* _WORK ORDER_:
Copy exactly the line that contains "Extract the structured" plus all remaining lines of the data, and leave out every line before it.

DATA RECORDS START

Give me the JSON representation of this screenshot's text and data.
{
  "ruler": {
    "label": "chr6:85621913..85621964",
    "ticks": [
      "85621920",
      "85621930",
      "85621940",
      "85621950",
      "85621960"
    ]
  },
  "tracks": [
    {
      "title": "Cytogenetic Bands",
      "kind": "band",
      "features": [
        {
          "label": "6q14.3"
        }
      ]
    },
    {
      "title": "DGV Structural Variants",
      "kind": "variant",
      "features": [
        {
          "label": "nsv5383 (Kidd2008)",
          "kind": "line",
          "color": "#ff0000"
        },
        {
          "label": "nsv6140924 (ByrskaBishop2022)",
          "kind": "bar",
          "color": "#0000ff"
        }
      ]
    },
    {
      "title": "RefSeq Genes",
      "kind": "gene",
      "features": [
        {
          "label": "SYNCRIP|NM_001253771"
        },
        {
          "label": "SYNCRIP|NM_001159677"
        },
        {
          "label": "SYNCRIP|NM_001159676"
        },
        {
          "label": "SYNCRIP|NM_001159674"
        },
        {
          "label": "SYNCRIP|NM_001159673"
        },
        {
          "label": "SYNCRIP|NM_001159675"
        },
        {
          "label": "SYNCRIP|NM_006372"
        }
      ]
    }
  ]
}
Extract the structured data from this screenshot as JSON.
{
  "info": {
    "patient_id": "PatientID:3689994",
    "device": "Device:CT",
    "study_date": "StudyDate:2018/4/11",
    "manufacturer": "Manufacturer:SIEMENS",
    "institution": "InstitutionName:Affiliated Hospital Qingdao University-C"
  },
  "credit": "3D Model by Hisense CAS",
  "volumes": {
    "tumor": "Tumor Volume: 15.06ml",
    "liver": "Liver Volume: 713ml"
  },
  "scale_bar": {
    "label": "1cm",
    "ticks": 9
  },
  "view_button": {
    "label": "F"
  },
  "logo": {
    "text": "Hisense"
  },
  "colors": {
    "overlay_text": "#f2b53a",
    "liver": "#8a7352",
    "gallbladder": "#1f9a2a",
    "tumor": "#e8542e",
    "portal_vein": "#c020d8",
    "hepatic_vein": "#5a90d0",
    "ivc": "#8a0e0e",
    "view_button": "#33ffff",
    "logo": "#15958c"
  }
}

DATA RECORDS END

* _FINAL ANSWER_:
Extract the structured data from this screenshot as JSON.
{
  "info": {
    "patient_id": "PatientID:3689994",
    "device": "Device:CT",
    "study_date": "StudyDate:2018/4/11",
    "manufacturer": "Manufacturer:SIEMENS",
    "institution": "InstitutionName:Affiliated Hospital Qingdao University-C"
  },
  "credit": "3D Model by Hisense CAS",
  "volumes": {
    "tumor": "Tumor Volume: 15.06ml",
    "liver": "Liver Volume: 713ml"
  },
  "scale_bar": {
    "label": "1cm",
    "ticks": 9
  },
  "view_button": {
    "label": "F"
  },
  "logo": {
    "text": "Hisense"
  },
  "colors": {
    "overlay_text": "#f2b53a",
    "liver": "#8a7352",
    "gallbladder": "#1f9a2a",
    "tumor": "#e8542e",
    "portal_vein": "#c020d8",
    "hepatic_vein": "#5a90d0",
    "ivc": "#8a0e0e",
    "view_button": "#33ffff",
    "logo": "#15958c"
  }
}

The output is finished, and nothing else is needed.